▸ **TASK STATEMENT**
Everything in the data should be repeated exactly, save for the images.

▸ **RECORDS TO PROCESS**
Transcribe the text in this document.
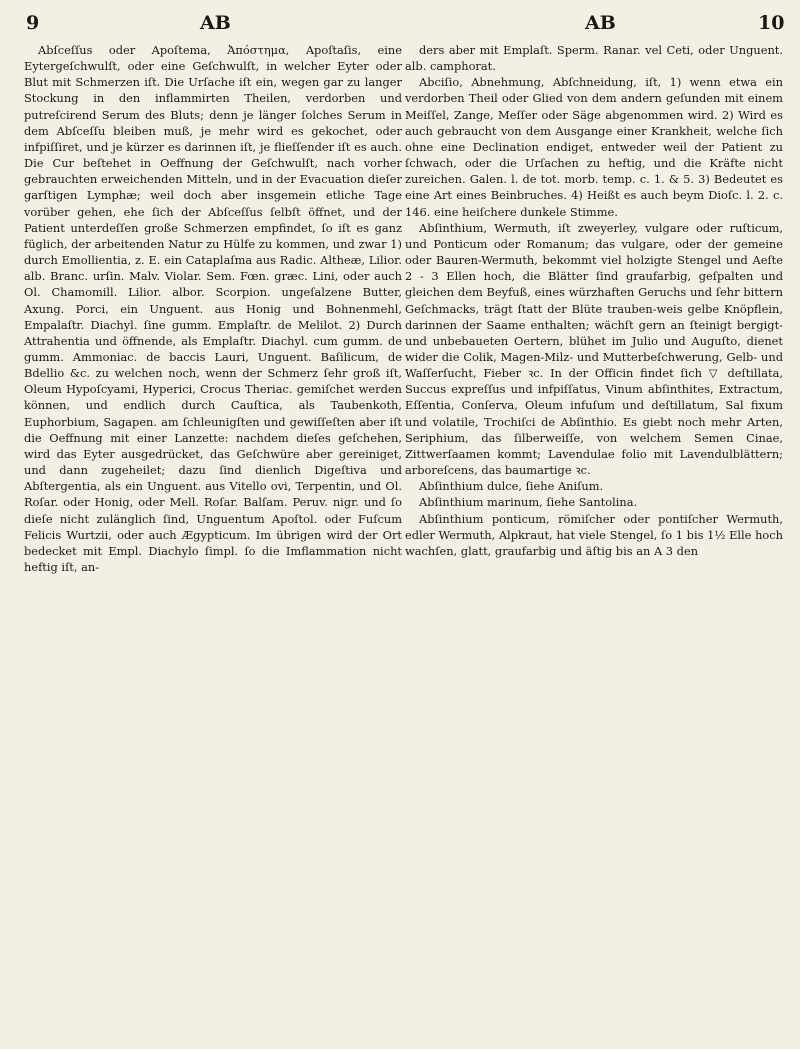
9	AB	AB	10

Abſceſſus oder Apoſtema, Ἀπόστημα, Apoſtaſis, eine Eytergeſchwulſt, oder eine Geſchwulſt, in welcher Eyter oder Blut mit Schmerzen iſt. Die Urſache iſt ein, wegen gar zu langer Stockung in den inflammirten Theilen, verdorben und putreſcirend Serum des Bluts; denn je länger ſolches Serum in dem Abſceſſu bleiben muß, je mehr wird es gekochet, oder infpiſſiret, und je kürzer es darinnen iſt, je flieſſender iſt es auch. Die Cur beſtehet in Oeffnung der Geſchwulſt, nach vorher gebrauchten erweichenden Mitteln, und in der Evacuation dieſer garſtigen Lymphæ; weil doch aber insgemein etliche Tage vorüber gehen, ehe ſich der Abſceſſus ſelbſt öffnet, und der Patient unterdeſſen große Schmerzen empfindet, ſo iſt es ganz füglich, der arbeitenden Natur zu Hülfe zu kommen, und zwar 1) durch Emollientia, z. E. ein Cataplaſma aus Radic. Altheæ, Lilior. alb. Branc. urſin. Malv. Violar. Sem. Fœn. græc. Lini, oder auch Ol. Chamomill. Lilior. albor. Scorpion. ungeſalzene Butter, Axung. Porci, ein Unguent. aus Honig und Bohnenmehl, Empalaſtr. Diachyl. ſine gumm. Emplaſtr. de Melilot. 2) Durch Attrahentia und öffnende, als Emplaſtr. Diachyl. cum gumm. de gumm. Ammoniac. de baccis Lauri, Unguent. Baſilicum, de Bdellio &c. zu welchen noch, wenn der Schmerz ſehr groß iſt, Oleum Hypoſcyami, Hyperici, Crocus Theriac. gemiſchet werden können, und endlich durch Cauſtica, als Taubenkoth, Euphorbium, Sagapen. am ſchleunigſten und gewiſſeſten aber iſt die Oeffnung mit einer Lanzette: nachdem dieſes geſchehen, wird das Eyter ausgedrücket, das Geſchwüre aber gereiniget, und dann zugeheilet; dazu ſind dienlich Digeſtiva und Abſtergentia, als ein Unguent. aus Vitello ovi, Terpentin, und Ol. Roſar. oder Honig, oder Mell. Roſar. Balſam. Peruv. nigr. und ſo dieſe nicht zulänglich ſind, Unguentum Apoſtol. oder Fuſcum Felicis Wurtzii, oder auch Ægypticum. Im übrigen wird der Ort bedecket mit Empl. Diachylo ſimpl. ſo die Imflammation nicht heftig iſt, an-

ders aber mit Emplaſt. Sperm. Ranar. vel Ceti, oder Unguent. alb. camphorat.

Abciſio, Abnehmung, Abſchneidung, iſt, 1) wenn etwa ein verdorben Theil oder Glied von dem andern geſunden mit einem Meiſſel, Zange, Meſſer oder Säge abgenommen wird. 2) Wird es auch gebraucht von dem Ausgange einer Krankheit, welche ſich ohne eine Declination endiget, entweder weil der Patient zu ſchwach, oder die Urſachen zu heftig, und die Kräfte nicht zureichen. Galen. l. de tot. morb. temp. c. 1. & 5. 3) Bedeutet es eine Art eines Beinbruches. 4) Heißt es auch beym Dioſc. l. 2. c. 146. eine heiſchere dunkele Stimme.

Abſinthium, Wermuth, iſt zweyerley, vulgare oder ruſticum, und Ponticum oder Romanum; das vulgare, oder der gemeine oder Bauren-Wermuth, bekommt viel holzigte Stengel und Aeſte 2 - 3 Ellen hoch, die Blätter ſind graufarbig, geſpalten und gleichen dem Beyfuß, eines würzhaften Geruchs und ſehr bittern Geſchmacks, trägt ſtatt der Blüte trauben-weis gelbe Knöpflein, darinnen der Saame enthalten; wächſt gern an ſteinigt bergigt- und unbebaueten Oertern, blühet im Julio und Auguſto, dienet wider die Colik, Magen-Milz- und Mutterbeſchwerung, Gelb- und Waſſerſucht, Fieber ꝛc. In der Officin findet ſich ▽ deſtillata, Succus expreſſus und infpiſſatus, Vinum abſinthites, Extractum, Eſſentia, Conſerva, Oleum infuſum und deſtillatum, Sal fixum und volatile, Trochiſci de Abſinthio. Es giebt noch mehr Arten, Seriphium, das ſilberweiſſe, von welchem Semen Cinae, Zittwerſaamen kommt; Lavendulae folio mit Lavendulblättern; arboreſcens, das baumartige ꝛc.

Abſinthium dulce, ſiehe Aniſum.

Abſinthium marinum, ſiehe Santolina.

Abſinthium ponticum, römiſcher oder pontiſcher Wermuth, edler Wermuth, Alpkraut, hat viele Stengel, ſo 1 bis 1½ Elle hoch wachſen, glatt, graufarbig und äſtig bis an A 3 den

▸ **SOLVED EXERCISE**
Transcribe the text in this document.
9	AB	AB	10

Abſceſſus oder Apoſtema, Ἀπόστημα, Apoſtaſis, eine Eytergeſchwulſt, oder eine Geſchwulſt, in welcher Eyter oder Blut mit Schmerzen iſt. Die Urſache iſt ein, wegen gar zu langer Stockung in den inflammirten Theilen, verdorben und putreſcirend Serum des Bluts; denn je länger ſolches Serum in dem Abſceſſu bleiben muß, je mehr wird es gekochet, oder infpiſſiret, und je kürzer es darinnen iſt, je flieſſender iſt es auch. Die Cur beſtehet in Oeffnung der Geſchwulſt, nach vorher gebrauchten erweichenden Mitteln, und in der Evacuation dieſer garſtigen Lymphæ; weil doch aber insgemein etliche Tage vorüber gehen, ehe ſich der Abſceſſus ſelbſt öffnet, und der Patient unterdeſſen große Schmerzen empfindet, ſo iſt es ganz füglich, der arbeitenden Natur zu Hülfe zu kommen, und zwar 1) durch Emollientia, z. E. ein Cataplaſma aus Radic. Altheæ, Lilior. alb. Branc. urſin. Malv. Violar. Sem. Fœn. græc. Lini, oder auch Ol. Chamomill. Lilior. albor. Scorpion. ungeſalzene Butter, Axung. Porci, ein Unguent. aus Honig und Bohnenmehl, Empalaſtr. Diachyl. ſine gumm. Emplaſtr. de Melilot. 2) Durch Attrahentia und öffnende, als Emplaſtr. Diachyl. cum gumm. de gumm. Ammoniac. de baccis Lauri, Unguent. Baſilicum, de Bdellio &c. zu welchen noch, wenn der Schmerz ſehr groß iſt, Oleum Hypoſcyami, Hyperici, Crocus Theriac. gemiſchet werden können, und endlich durch Cauſtica, als Taubenkoth, Euphorbium, Sagapen. am ſchleunigſten und gewiſſeſten aber iſt die Oeffnung mit einer Lanzette: nachdem dieſes geſchehen, wird das Eyter ausgedrücket, das Geſchwüre aber gereiniget, und dann zugeheilet; dazu ſind dienlich Digeſtiva und Abſtergentia, als ein Unguent. aus Vitello ovi, Terpentin, und Ol. Roſar. oder Honig, oder Mell. Roſar. Balſam. Peruv. nigr. und ſo dieſe nicht zulänglich ſind, Unguentum Apoſtol. oder Fuſcum Felicis Wurtzii, oder auch Ægypticum. Im übrigen wird der Ort bedecket mit Empl. Diachylo ſimpl. ſo die Imflammation nicht heftig iſt, an-

ders aber mit Emplaſt. Sperm. Ranar. vel Ceti, oder Unguent. alb. camphorat.

Abciſio, Abnehmung, Abſchneidung, iſt, 1) wenn etwa ein verdorben Theil oder Glied von dem andern geſunden mit einem Meiſſel, Zange, Meſſer oder Säge abgenommen wird. 2) Wird es auch gebraucht von dem Ausgange einer Krankheit, welche ſich ohne eine Declination endiget, entweder weil der Patient zu ſchwach, oder die Urſachen zu heftig, und die Kräfte nicht zureichen. Galen. l. de tot. morb. temp. c. 1. & 5. 3) Bedeutet es eine Art eines Beinbruches. 4) Heißt es auch beym Dioſc. l. 2. c. 146. eine heiſchere dunkele Stimme.

Abſinthium, Wermuth, iſt zweyerley, vulgare oder ruſticum, und Ponticum oder Romanum; das vulgare, oder der gemeine oder Bauren-Wermuth, bekommt viel holzigte Stengel und Aeſte 2 - 3 Ellen hoch, die Blätter ſind graufarbig, geſpalten und gleichen dem Beyfuß, eines würzhaften Geruchs und ſehr bittern Geſchmacks, trägt ſtatt der Blüte trauben-weis gelbe Knöpflein, darinnen der Saame enthalten; wächſt gern an ſteinigt bergigt- und unbebaueten Oertern, blühet im Julio und Auguſto, dienet wider die Colik, Magen-Milz- und Mutterbeſchwerung, Gelb- und Waſſerſucht, Fieber ꝛc. In der Officin findet ſich ▽ deſtillata, Succus expreſſus und infpiſſatus, Vinum abſinthites, Extractum, Eſſentia, Conſerva, Oleum infuſum und deſtillatum, Sal fixum und volatile, Trochiſci de Abſinthio. Es giebt noch mehr Arten, Seriphium, das ſilberweiſſe, von welchem Semen Cinae, Zittwerſaamen kommt; Lavendulae folio mit Lavendulblättern; arboreſcens, das baumartige ꝛc.

Abſinthium dulce, ſiehe Aniſum.

Abſinthium marinum, ſiehe Santolina.

Abſinthium ponticum, römiſcher oder pontiſcher Wermuth, edler Wermuth, Alpkraut, hat viele Stengel, ſo 1 bis 1½ Elle hoch wachſen, glatt, graufarbig und äſtig bis an A 3 den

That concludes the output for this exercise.